# [PROBLEM DETAILS]
Take each line containing "Funding" and report it exactly as written.

Data records
[start]

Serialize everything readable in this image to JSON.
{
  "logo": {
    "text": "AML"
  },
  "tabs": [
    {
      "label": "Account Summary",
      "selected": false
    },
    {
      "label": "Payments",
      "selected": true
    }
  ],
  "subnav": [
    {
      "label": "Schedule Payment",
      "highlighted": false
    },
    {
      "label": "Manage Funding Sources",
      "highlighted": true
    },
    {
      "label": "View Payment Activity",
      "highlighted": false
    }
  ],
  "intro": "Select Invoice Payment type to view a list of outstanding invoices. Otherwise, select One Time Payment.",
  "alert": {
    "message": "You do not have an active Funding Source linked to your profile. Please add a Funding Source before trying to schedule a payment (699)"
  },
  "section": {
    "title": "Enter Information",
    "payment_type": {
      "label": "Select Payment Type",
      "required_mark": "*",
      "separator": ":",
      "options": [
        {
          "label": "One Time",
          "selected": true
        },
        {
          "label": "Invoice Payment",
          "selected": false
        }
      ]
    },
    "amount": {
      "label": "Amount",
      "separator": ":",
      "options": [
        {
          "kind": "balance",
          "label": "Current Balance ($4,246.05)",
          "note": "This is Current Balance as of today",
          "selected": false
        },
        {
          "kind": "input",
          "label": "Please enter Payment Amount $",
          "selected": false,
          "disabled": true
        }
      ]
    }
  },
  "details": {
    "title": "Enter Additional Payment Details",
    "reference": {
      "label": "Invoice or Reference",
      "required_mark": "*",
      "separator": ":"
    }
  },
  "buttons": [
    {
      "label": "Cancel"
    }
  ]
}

[end]

# [EXERCISE SOLUTION]
      "label": "Manage Funding Sources",
    "message": "You do not have an active Funding Source linked to your profile. Please add a Funding Source before trying to schedule a payment (699)"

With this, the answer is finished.